**Task instructions**
Pictures stay out of the copy; set down each line of the listing below exactly.

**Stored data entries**
──────

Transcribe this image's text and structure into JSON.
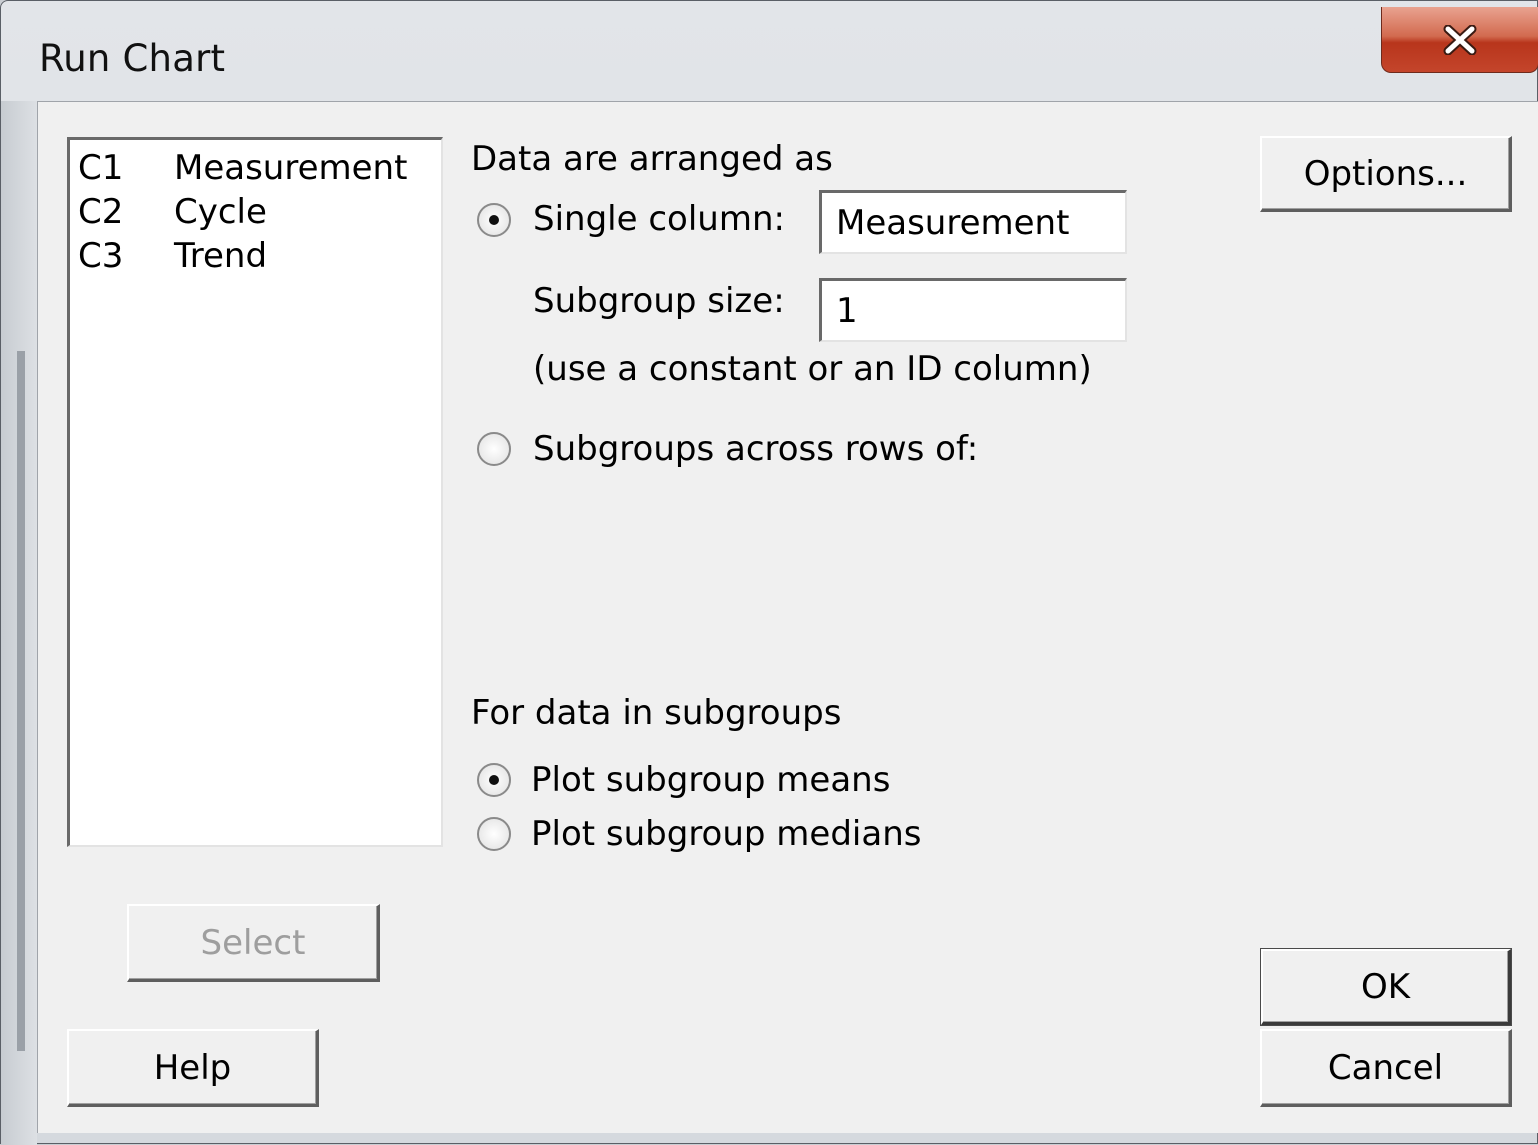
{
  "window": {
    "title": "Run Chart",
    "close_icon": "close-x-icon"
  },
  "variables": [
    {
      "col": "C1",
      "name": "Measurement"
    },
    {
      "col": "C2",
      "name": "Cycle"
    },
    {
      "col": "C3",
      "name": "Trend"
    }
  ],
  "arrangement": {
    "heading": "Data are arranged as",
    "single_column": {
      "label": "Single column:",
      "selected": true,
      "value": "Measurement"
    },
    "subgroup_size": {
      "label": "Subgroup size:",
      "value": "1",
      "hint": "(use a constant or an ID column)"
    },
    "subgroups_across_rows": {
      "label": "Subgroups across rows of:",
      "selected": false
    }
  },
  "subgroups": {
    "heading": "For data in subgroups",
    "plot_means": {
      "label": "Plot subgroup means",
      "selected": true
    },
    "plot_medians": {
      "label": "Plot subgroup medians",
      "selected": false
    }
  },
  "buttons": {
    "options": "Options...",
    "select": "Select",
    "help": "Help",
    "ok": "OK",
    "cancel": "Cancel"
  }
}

──────

**Answer to this problem**
Transcribe this image's text and structure into JSON.
{
  "window": {
    "title": "Run Chart",
    "close_icon": "close-x-icon"
  },
  "variables": [
    {
      "col": "C1",
      "name": "Measurement"
    },
    {
      "col": "C2",
      "name": "Cycle"
    },
    {
      "col": "C3",
      "name": "Trend"
    }
  ],
  "arrangement": {
    "heading": "Data are arranged as",
    "single_column": {
      "label": "Single column:",
      "selected": true,
      "value": "Measurement"
    },
    "subgroup_size": {
      "label": "Subgroup size:",
      "value": "1",
      "hint": "(use a constant or an ID column)"
    },
    "subgroups_across_rows": {
      "label": "Subgroups across rows of:",
      "selected": false
    }
  },
  "subgroups": {
    "heading": "For data in subgroups",
    "plot_means": {
      "label": "Plot subgroup means",
      "selected": true
    },
    "plot_medians": {
      "label": "Plot subgroup medians",
      "selected": false
    }
  },
  "buttons": {
    "options": "Options...",
    "select": "Select",
    "help": "Help",
    "ok": "OK",
    "cancel": "Cancel"
  }
}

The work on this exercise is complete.